● SUPPLIED MATERIAL

□ □ □ □

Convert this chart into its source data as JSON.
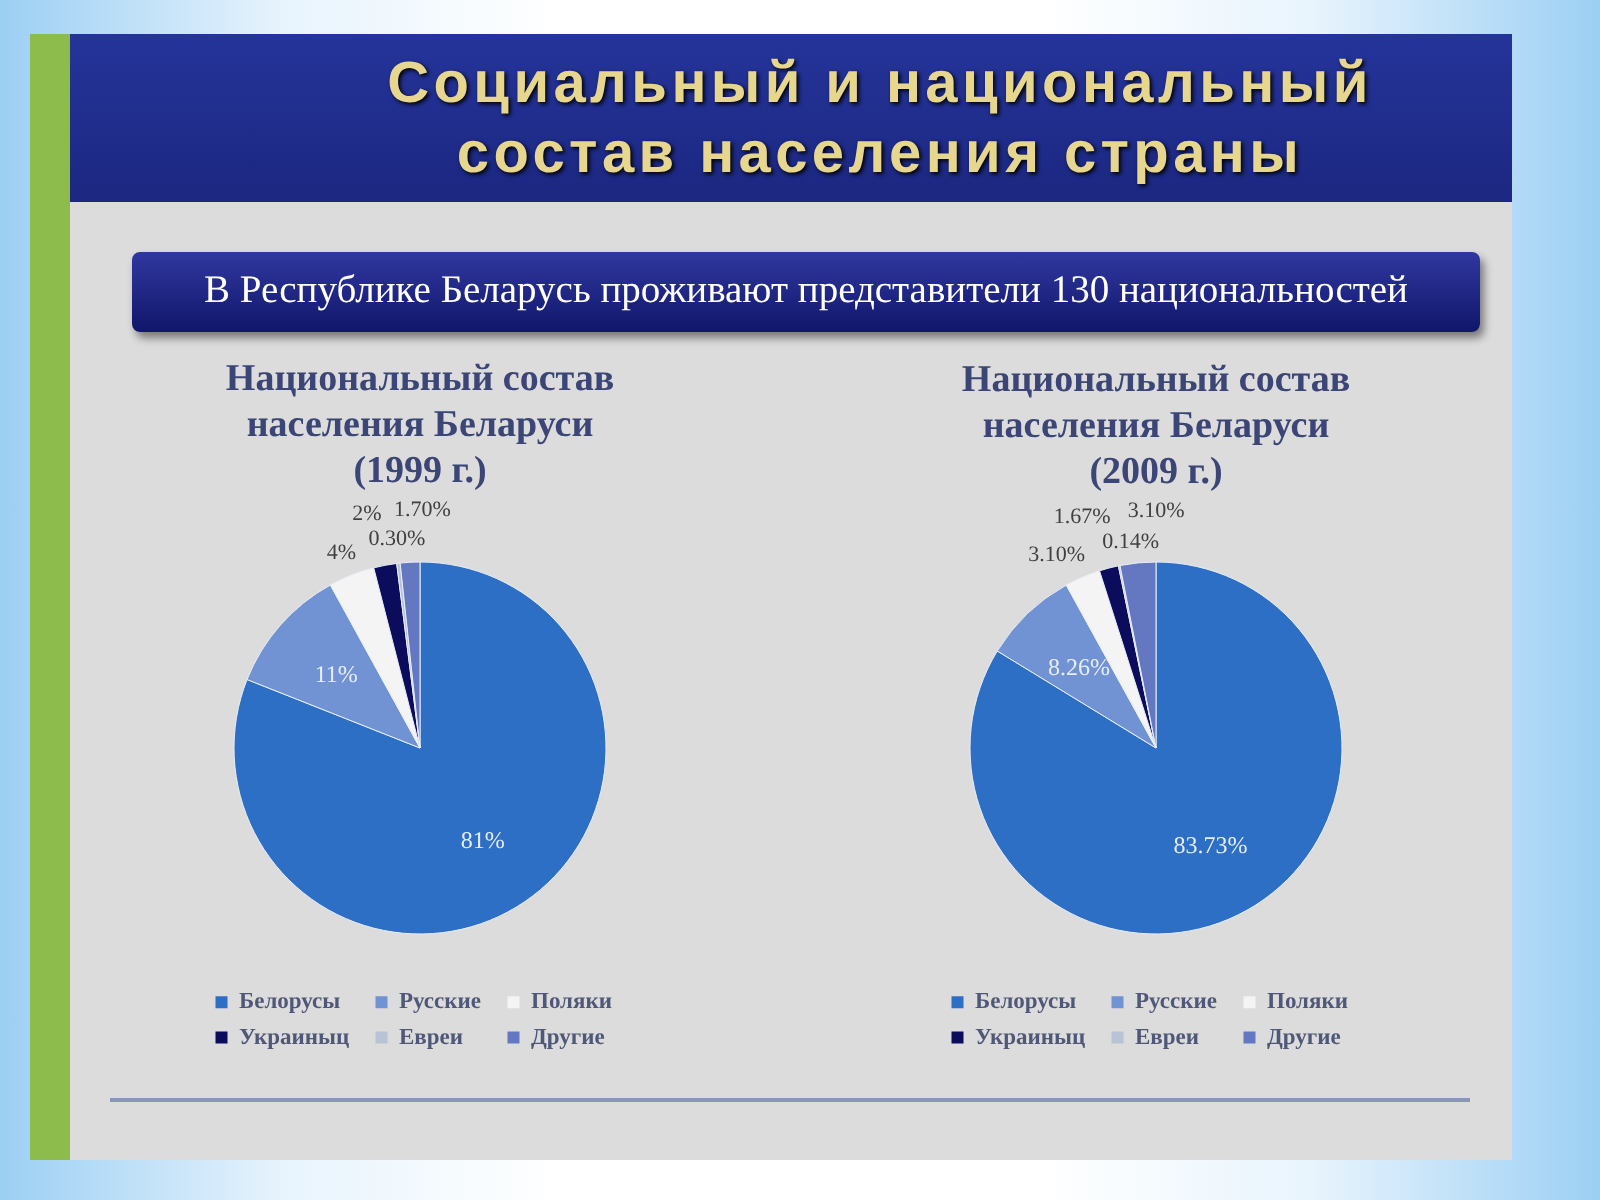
{
  "chart_data": [
    {
      "type": "other",
      "title": "Социальный и национальный состав населения страны",
      "annotations": [
        "В Республике Беларусь проживают представители 130 национальностей"
      ]
    },
    {
      "type": "pie",
      "title": "Национальный состав населения Беларуси (1999 г.)",
      "categories": [
        "Белорусы",
        "Русские",
        "Поляки",
        "Украиныц",
        "Евреи",
        "Другие"
      ],
      "values": [
        81,
        11,
        4,
        2,
        0.3,
        1.7
      ],
      "value_labels": [
        "81%",
        "11%",
        "4%",
        "2%",
        "0.30%",
        "1.70%"
      ],
      "colors": [
        "#2e6fc6",
        "#7193d4",
        "#f4f4f4",
        "#0b0d5c",
        "#b9c3d6",
        "#6478c2"
      ],
      "legend": "bottom"
    },
    {
      "type": "pie",
      "title": "Национальный состав населения Беларуси (2009 г.)",
      "categories": [
        "Белорусы",
        "Русские",
        "Поляки",
        "Украиныц",
        "Евреи",
        "Другие"
      ],
      "values": [
        83.73,
        8.26,
        3.1,
        1.67,
        0.14,
        3.1
      ],
      "value_labels": [
        "83.73%",
        "8.26%",
        "3.10%",
        "1.67%",
        "0.14%",
        "3.10%"
      ],
      "colors": [
        "#2e6fc6",
        "#7193d4",
        "#f4f4f4",
        "#0b0d5c",
        "#b9c3d6",
        "#6478c2"
      ],
      "legend": "bottom"
    }
  ]
}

□ □ □ □

Each line of the data should be quoted exactly, with pictures left out.

● RESULT FOR THIS TASK
Convert this chart into its source data as JSON.
{
  "chart_data": [
    {
      "type": "other",
      "title": "Социальный и национальный состав населения страны",
      "annotations": [
        "В Республике Беларусь проживают представители 130 национальностей"
      ]
    },
    {
      "type": "pie",
      "title": "Национальный состав населения Беларуси (1999 г.)",
      "categories": [
        "Белорусы",
        "Русские",
        "Поляки",
        "Украиныц",
        "Евреи",
        "Другие"
      ],
      "values": [
        81,
        11,
        4,
        2,
        0.3,
        1.7
      ],
      "value_labels": [
        "81%",
        "11%",
        "4%",
        "2%",
        "0.30%",
        "1.70%"
      ],
      "colors": [
        "#2e6fc6",
        "#7193d4",
        "#f4f4f4",
        "#0b0d5c",
        "#b9c3d6",
        "#6478c2"
      ],
      "legend": "bottom"
    },
    {
      "type": "pie",
      "title": "Национальный состав населения Беларуси (2009 г.)",
      "categories": [
        "Белорусы",
        "Русские",
        "Поляки",
        "Украиныц",
        "Евреи",
        "Другие"
      ],
      "values": [
        83.73,
        8.26,
        3.1,
        1.67,
        0.14,
        3.1
      ],
      "value_labels": [
        "83.73%",
        "8.26%",
        "3.10%",
        "1.67%",
        "0.14%",
        "3.10%"
      ],
      "colors": [
        "#2e6fc6",
        "#7193d4",
        "#f4f4f4",
        "#0b0d5c",
        "#b9c3d6",
        "#6478c2"
      ],
      "legend": "bottom"
    }
  ]
}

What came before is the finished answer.